- _Records for the exercise_
◆ ◆ ◆ ◆

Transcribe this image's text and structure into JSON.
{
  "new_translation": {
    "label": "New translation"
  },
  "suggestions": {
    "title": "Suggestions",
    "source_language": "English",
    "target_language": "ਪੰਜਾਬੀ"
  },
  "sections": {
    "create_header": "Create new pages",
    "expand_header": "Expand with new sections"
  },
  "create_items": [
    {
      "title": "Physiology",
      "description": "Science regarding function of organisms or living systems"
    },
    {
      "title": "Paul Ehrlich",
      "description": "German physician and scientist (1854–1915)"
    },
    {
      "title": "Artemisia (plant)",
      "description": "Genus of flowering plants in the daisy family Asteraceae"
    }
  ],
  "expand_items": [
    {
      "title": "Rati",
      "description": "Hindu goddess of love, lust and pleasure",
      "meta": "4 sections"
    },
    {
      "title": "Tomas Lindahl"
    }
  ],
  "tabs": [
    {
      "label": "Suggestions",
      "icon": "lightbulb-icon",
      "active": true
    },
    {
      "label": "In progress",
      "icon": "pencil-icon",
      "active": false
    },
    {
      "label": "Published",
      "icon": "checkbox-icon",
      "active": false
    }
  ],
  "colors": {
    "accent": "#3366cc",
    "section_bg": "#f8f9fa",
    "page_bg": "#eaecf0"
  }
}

◆ ◆ ◆ ◆

- _Your task_
Check all the records above and select each line where the string "title" is found.

- _Correct output_
    "title": "Suggestions",
      "title": "Physiology",
      "title": "Paul Ehrlich",
      "title": "Artemisia (plant)",
      "title": "Rati",
      "title": "Tomas Lindahl"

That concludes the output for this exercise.